— Start —
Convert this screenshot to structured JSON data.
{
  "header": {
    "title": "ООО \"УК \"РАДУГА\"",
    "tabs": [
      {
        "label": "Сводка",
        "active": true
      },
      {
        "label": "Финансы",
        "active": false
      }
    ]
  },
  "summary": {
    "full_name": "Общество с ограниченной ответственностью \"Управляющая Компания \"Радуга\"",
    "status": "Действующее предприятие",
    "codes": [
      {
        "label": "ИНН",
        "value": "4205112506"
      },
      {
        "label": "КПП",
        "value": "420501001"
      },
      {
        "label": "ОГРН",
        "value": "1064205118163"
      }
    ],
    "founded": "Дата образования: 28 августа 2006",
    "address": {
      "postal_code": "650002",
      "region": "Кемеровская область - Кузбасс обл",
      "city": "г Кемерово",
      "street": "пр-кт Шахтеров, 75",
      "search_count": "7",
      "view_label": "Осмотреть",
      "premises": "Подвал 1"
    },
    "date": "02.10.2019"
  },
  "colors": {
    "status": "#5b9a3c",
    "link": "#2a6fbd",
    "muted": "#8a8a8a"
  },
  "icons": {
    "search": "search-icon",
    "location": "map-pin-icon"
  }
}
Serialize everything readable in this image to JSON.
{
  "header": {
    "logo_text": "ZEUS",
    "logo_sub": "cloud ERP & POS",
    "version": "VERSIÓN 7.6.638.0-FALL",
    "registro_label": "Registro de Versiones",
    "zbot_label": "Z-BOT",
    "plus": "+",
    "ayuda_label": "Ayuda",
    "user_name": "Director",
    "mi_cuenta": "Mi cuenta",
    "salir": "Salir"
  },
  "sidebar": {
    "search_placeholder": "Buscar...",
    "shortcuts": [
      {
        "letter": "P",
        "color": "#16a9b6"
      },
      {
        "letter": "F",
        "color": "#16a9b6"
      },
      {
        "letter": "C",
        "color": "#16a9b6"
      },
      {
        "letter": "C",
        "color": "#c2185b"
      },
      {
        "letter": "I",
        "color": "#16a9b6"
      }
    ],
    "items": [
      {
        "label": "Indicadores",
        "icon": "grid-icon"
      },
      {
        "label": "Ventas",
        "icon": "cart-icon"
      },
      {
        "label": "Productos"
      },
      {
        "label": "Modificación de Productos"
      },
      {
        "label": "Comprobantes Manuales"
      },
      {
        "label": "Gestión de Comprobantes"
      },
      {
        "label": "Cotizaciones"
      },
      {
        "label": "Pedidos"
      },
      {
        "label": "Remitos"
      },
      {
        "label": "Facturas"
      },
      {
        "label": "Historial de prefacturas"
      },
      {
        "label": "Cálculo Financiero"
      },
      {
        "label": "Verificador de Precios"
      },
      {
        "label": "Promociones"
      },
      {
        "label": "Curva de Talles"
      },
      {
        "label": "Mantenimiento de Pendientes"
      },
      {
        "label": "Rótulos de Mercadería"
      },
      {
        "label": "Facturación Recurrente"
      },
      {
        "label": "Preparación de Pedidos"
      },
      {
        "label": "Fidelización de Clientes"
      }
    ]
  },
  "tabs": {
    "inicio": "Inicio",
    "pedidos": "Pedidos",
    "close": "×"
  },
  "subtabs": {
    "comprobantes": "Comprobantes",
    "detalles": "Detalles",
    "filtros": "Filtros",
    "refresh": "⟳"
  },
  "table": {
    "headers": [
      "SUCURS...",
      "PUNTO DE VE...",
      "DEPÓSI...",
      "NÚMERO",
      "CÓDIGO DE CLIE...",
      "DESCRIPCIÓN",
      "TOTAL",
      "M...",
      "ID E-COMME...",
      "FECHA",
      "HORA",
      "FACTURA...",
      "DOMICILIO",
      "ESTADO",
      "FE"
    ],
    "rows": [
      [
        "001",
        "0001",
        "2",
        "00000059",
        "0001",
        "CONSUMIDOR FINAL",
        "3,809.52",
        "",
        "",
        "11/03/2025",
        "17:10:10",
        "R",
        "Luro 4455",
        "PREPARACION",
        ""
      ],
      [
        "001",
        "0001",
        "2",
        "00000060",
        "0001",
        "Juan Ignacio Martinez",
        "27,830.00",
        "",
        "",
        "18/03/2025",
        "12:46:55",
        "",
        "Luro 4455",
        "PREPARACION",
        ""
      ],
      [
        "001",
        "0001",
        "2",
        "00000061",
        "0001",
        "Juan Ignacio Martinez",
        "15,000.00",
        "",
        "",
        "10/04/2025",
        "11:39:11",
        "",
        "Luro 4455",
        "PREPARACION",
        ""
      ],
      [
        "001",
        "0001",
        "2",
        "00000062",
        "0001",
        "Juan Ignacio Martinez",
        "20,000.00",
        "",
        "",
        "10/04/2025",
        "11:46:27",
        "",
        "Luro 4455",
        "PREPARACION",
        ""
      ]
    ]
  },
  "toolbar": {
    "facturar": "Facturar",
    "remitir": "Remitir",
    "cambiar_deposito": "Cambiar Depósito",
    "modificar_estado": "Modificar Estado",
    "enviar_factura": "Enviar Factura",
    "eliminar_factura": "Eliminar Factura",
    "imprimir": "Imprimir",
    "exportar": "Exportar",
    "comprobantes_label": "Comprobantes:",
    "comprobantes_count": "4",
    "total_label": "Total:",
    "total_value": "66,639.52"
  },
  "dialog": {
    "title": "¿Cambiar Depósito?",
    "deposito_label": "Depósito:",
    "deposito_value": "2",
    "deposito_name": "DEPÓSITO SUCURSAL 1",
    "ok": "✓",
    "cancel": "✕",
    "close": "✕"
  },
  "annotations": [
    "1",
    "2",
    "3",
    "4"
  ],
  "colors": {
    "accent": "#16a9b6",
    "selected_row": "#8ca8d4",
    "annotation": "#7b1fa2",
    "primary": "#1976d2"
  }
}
— End —
• Description of the task:
Reproduce the entries above in full, verbatim.

• Answer:
Convert this screenshot to structured JSON data.
{
  "header": {
    "title": "ООО \"УК \"РАДУГА\"",
    "tabs": [
      {
        "label": "Сводка",
        "active": true
      },
      {
        "label": "Финансы",
        "active": false
      }
    ]
  },
  "summary": {
    "full_name": "Общество с ограниченной ответственностью \"Управляющая Компания \"Радуга\"",
    "status": "Действующее предприятие",
    "codes": [
      {
        "label": "ИНН",
        "value": "4205112506"
      },
      {
        "label": "КПП",
        "value": "420501001"
      },
      {
        "label": "ОГРН",
        "value": "1064205118163"
      }
    ],
    "founded": "Дата образования: 28 августа 2006",
    "address": {
      "postal_code": "650002",
      "region": "Кемеровская область - Кузбасс обл",
      "city": "г Кемерово",
      "street": "пр-кт Шахтеров, 75",
      "search_count": "7",
      "view_label": "Осмотреть",
      "premises": "Подвал 1"
    },
    "date": "02.10.2019"
  },
  "colors": {
    "status": "#5b9a3c",
    "link": "#2a6fbd",
    "muted": "#8a8a8a"
  },
  "icons": {
    "search": "search-icon",
    "location": "map-pin-icon"
  }
}
Serialize everything readable in this image to JSON.
{
  "header": {
    "logo_text": "ZEUS",
    "logo_sub": "cloud ERP & POS",
    "version": "VERSIÓN 7.6.638.0-FALL",
    "registro_label": "Registro de Versiones",
    "zbot_label": "Z-BOT",
    "plus": "+",
    "ayuda_label": "Ayuda",
    "user_name": "Director",
    "mi_cuenta": "Mi cuenta",
    "salir": "Salir"
  },
  "sidebar": {
    "search_placeholder": "Buscar...",
    "shortcuts": [
      {
        "letter": "P",
        "color": "#16a9b6"
      },
      {
        "letter": "F",
        "color": "#16a9b6"
      },
      {
        "letter": "C",
        "color": "#16a9b6"
      },
      {
        "letter": "C",
        "color": "#c2185b"
      },
      {
        "letter": "I",
        "color": "#16a9b6"
      }
    ],
    "items": [
      {
        "label": "Indicadores",
        "icon": "grid-icon"
      },
      {
        "label": "Ventas",
        "icon": "cart-icon"
      },
      {
        "label": "Productos"
      },
      {
        "label": "Modificación de Productos"
      },
      {
        "label": "Comprobantes Manuales"
      },
      {
        "label": "Gestión de Comprobantes"
      },
      {
        "label": "Cotizaciones"
      },
      {
        "label": "Pedidos"
      },
      {
        "label": "Remitos"
      },
      {
        "label": "Facturas"
      },
      {
        "label": "Historial de prefacturas"
      },
      {
        "label": "Cálculo Financiero"
      },
      {
        "label": "Verificador de Precios"
      },
      {
        "label": "Promociones"
      },
      {
        "label": "Curva de Talles"
      },
      {
        "label": "Mantenimiento de Pendientes"
      },
      {
        "label": "Rótulos de Mercadería"
      },
      {
        "label": "Facturación Recurrente"
      },
      {
        "label": "Preparación de Pedidos"
      },
      {
        "label": "Fidelización de Clientes"
      }
    ]
  },
  "tabs": {
    "inicio": "Inicio",
    "pedidos": "Pedidos",
    "close": "×"
  },
  "subtabs": {
    "comprobantes": "Comprobantes",
    "detalles": "Detalles",
    "filtros": "Filtros",
    "refresh": "⟳"
  },
  "table": {
    "headers": [
      "SUCURS...",
      "PUNTO DE VE...",
      "DEPÓSI...",
      "NÚMERO",
      "CÓDIGO DE CLIE...",
      "DESCRIPCIÓN",
      "TOTAL",
      "M...",
      "ID E-COMME...",
      "FECHA",
      "HORA",
      "FACTURA...",
      "DOMICILIO",
      "ESTADO",
      "FE"
    ],
    "rows": [
      [
        "001",
        "0001",
        "2",
        "00000059",
        "0001",
        "CONSUMIDOR FINAL",
        "3,809.52",
        "",
        "",
        "11/03/2025",
        "17:10:10",
        "R",
        "Luro 4455",
        "PREPARACION",
        ""
      ],
      [
        "001",
        "0001",
        "2",
        "00000060",
        "0001",
        "Juan Ignacio Martinez",
        "27,830.00",
        "",
        "",
        "18/03/2025",
        "12:46:55",
        "",
        "Luro 4455",
        "PREPARACION",
        ""
      ],
      [
        "001",
        "0001",
        "2",
        "00000061",
        "0001",
        "Juan Ignacio Martinez",
        "15,000.00",
        "",
        "",
        "10/04/2025",
        "11:39:11",
        "",
        "Luro 4455",
        "PREPARACION",
        ""
      ],
      [
        "001",
        "0001",
        "2",
        "00000062",
        "0001",
        "Juan Ignacio Martinez",
        "20,000.00",
        "",
        "",
        "10/04/2025",
        "11:46:27",
        "",
        "Luro 4455",
        "PREPARACION",
        ""
      ]
    ]
  },
  "toolbar": {
    "facturar": "Facturar",
    "remitir": "Remitir",
    "cambiar_deposito": "Cambiar Depósito",
    "modificar_estado": "Modificar Estado",
    "enviar_factura": "Enviar Factura",
    "eliminar_factura": "Eliminar Factura",
    "imprimir": "Imprimir",
    "exportar": "Exportar",
    "comprobantes_label": "Comprobantes:",
    "comprobantes_count": "4",
    "total_label": "Total:",
    "total_value": "66,639.52"
  },
  "dialog": {
    "title": "¿Cambiar Depósito?",
    "deposito_label": "Depósito:",
    "deposito_value": "2",
    "deposito_name": "DEPÓSITO SUCURSAL 1",
    "ok": "✓",
    "cancel": "✕",
    "close": "✕"
  },
  "annotations": [
    "1",
    "2",
    "3",
    "4"
  ],
  "colors": {
    "accent": "#16a9b6",
    "selected_row": "#8ca8d4",
    "annotation": "#7b1fa2",
    "primary": "#1976d2"
  }
}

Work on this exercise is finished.